(begin)

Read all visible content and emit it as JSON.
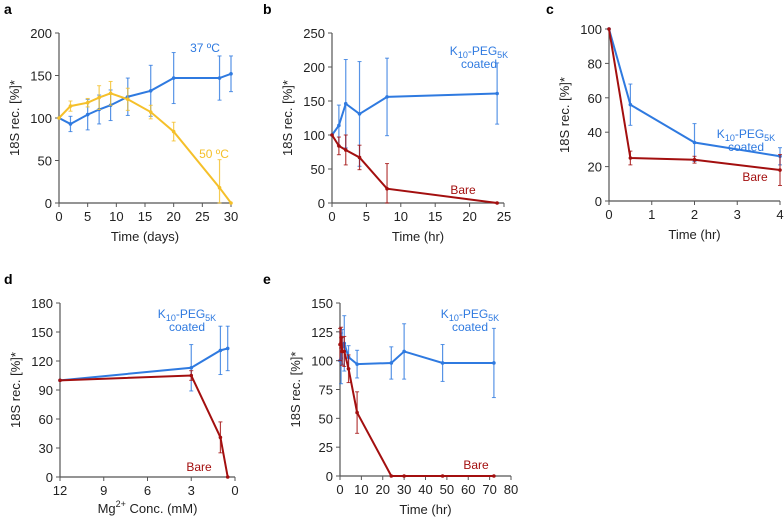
{
  "colors": {
    "blue": "#2f7ae0",
    "yellow": "#f5c02a",
    "red": "#a30f0f",
    "axis": "#555555"
  },
  "chart_data": [
    {
      "panel": "a",
      "type": "line",
      "xlabel": "Time (days)",
      "ylabel": "18S rec. [%]*",
      "xlim": [
        0,
        30
      ],
      "ylim": [
        0,
        200
      ],
      "xticks": [
        0,
        5,
        10,
        15,
        20,
        25,
        30
      ],
      "yticks": [
        0,
        50,
        100,
        150,
        200
      ],
      "series": [
        {
          "name": "37 ºC",
          "color": "#2f7ae0",
          "x": [
            0,
            2,
            5,
            7,
            9,
            12,
            16,
            20,
            28,
            30
          ],
          "y": [
            100,
            93,
            104,
            110,
            115,
            125,
            132,
            147,
            147,
            152
          ],
          "err": [
            0,
            9,
            18,
            17,
            18,
            22,
            30,
            30,
            26,
            21
          ]
        },
        {
          "name": "50 ºC",
          "color": "#f5c02a",
          "x": [
            0,
            2,
            5,
            7,
            9,
            12,
            16,
            20,
            28,
            30
          ],
          "y": [
            100,
            114,
            118,
            124,
            129,
            122,
            107,
            84,
            18,
            0
          ],
          "err": [
            0,
            6,
            5,
            14,
            14,
            13,
            8,
            11,
            33,
            0
          ]
        }
      ]
    },
    {
      "panel": "b",
      "type": "line",
      "xlabel": "Time (hr)",
      "ylabel": "18S rec. [%]*",
      "xlim": [
        0,
        25
      ],
      "ylim": [
        0,
        250
      ],
      "xticks": [
        0,
        5,
        10,
        15,
        20,
        25
      ],
      "yticks": [
        0,
        50,
        100,
        150,
        200,
        250
      ],
      "series": [
        {
          "name": "K10-PEG5K coated",
          "color": "#2f7ae0",
          "x": [
            0,
            1,
            2,
            4,
            8,
            24
          ],
          "y": [
            100,
            114,
            146,
            131,
            156,
            161
          ],
          "err": [
            0,
            30,
            65,
            77,
            57,
            45
          ]
        },
        {
          "name": "Bare",
          "color": "#a30f0f",
          "x": [
            0,
            1,
            2,
            4,
            8,
            24
          ],
          "y": [
            100,
            84,
            78,
            67,
            21,
            0
          ],
          "err": [
            0,
            13,
            22,
            18,
            37,
            0
          ]
        }
      ]
    },
    {
      "panel": "c",
      "type": "line",
      "xlabel": "Time (hr)",
      "ylabel": "18S rec. [%]*",
      "xlim": [
        0,
        4
      ],
      "ylim": [
        0,
        100
      ],
      "xticks": [
        0,
        1,
        2,
        3,
        4
      ],
      "yticks": [
        0,
        20,
        40,
        60,
        80,
        100
      ],
      "series": [
        {
          "name": "K10-PEG5K coated",
          "color": "#2f7ae0",
          "x": [
            0,
            0.5,
            2,
            4
          ],
          "y": [
            100,
            56,
            34,
            26
          ],
          "err": [
            0,
            12,
            11,
            5
          ]
        },
        {
          "name": "Bare",
          "color": "#a30f0f",
          "x": [
            0,
            0.5,
            2,
            4
          ],
          "y": [
            100,
            25,
            24,
            18
          ],
          "err": [
            0,
            4,
            2,
            9
          ]
        }
      ]
    },
    {
      "panel": "d",
      "type": "line",
      "xlabel": "Mg2+ Conc. (mM)",
      "ylabel": "18S rec. [%]*",
      "xlim": [
        12,
        0
      ],
      "ylim": [
        0,
        180
      ],
      "xticks": [
        12,
        9,
        6,
        3,
        0
      ],
      "yticks": [
        0,
        30,
        60,
        90,
        120,
        150,
        180
      ],
      "series": [
        {
          "name": "K10-PEG5K coated",
          "color": "#2f7ae0",
          "x": [
            12,
            3,
            1,
            0.5
          ],
          "y": [
            100,
            113,
            131,
            133
          ],
          "err": [
            0,
            24,
            25,
            23
          ]
        },
        {
          "name": "Bare",
          "color": "#a30f0f",
          "x": [
            12,
            3,
            1,
            0.5
          ],
          "y": [
            100,
            105,
            41,
            0
          ],
          "err": [
            0,
            5,
            16,
            0
          ]
        }
      ]
    },
    {
      "panel": "e",
      "type": "line",
      "xlabel": "Time (hr)",
      "ylabel": "18S rec. [%]*",
      "xlim": [
        0,
        80
      ],
      "ylim": [
        0,
        150
      ],
      "xticks": [
        0,
        10,
        20,
        30,
        40,
        50,
        60,
        70,
        80
      ],
      "yticks": [
        0,
        25,
        50,
        75,
        100,
        125,
        150
      ],
      "series": [
        {
          "name": "K10-PEG5K coated",
          "color": "#2f7ae0",
          "x": [
            0,
            0.5,
            1,
            2,
            4,
            8,
            24,
            30,
            48,
            72
          ],
          "y": [
            100,
            102,
            112,
            115,
            103,
            97,
            98,
            108,
            98,
            98
          ],
          "err": [
            0,
            22,
            15,
            24,
            10,
            12,
            14,
            24,
            16,
            30
          ]
        },
        {
          "name": "Bare",
          "color": "#a30f0f",
          "x": [
            0,
            0.5,
            1,
            2,
            4,
            8,
            24,
            30,
            48,
            72
          ],
          "y": [
            114,
            120,
            108,
            108,
            93,
            55,
            0,
            0,
            0,
            0
          ],
          "err": [
            14,
            9,
            12,
            13,
            12,
            18,
            0,
            0,
            0,
            0
          ]
        }
      ]
    }
  ],
  "labels": {
    "a": {
      "s1": "37 ºC",
      "s2": "50 ºC"
    },
    "coated_main": "K",
    "coated_sub1": "10",
    "coated_mid": "-PEG",
    "coated_sub2": "5K",
    "coated_line2": "coated",
    "bare": "Bare",
    "d_xlabel_pre": "Mg",
    "d_xlabel_sup": "2+",
    "d_xlabel_post": " Conc. (mM)"
  }
}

(end)

WHAT YOU SHOULD DO: For each line of the entries that includes "Conc", show that line.

COMPLETE RESPONSE:
      "xlabel": "Mg2+ Conc. (mM)",
    "d_xlabel_post": " Conc. (mM)"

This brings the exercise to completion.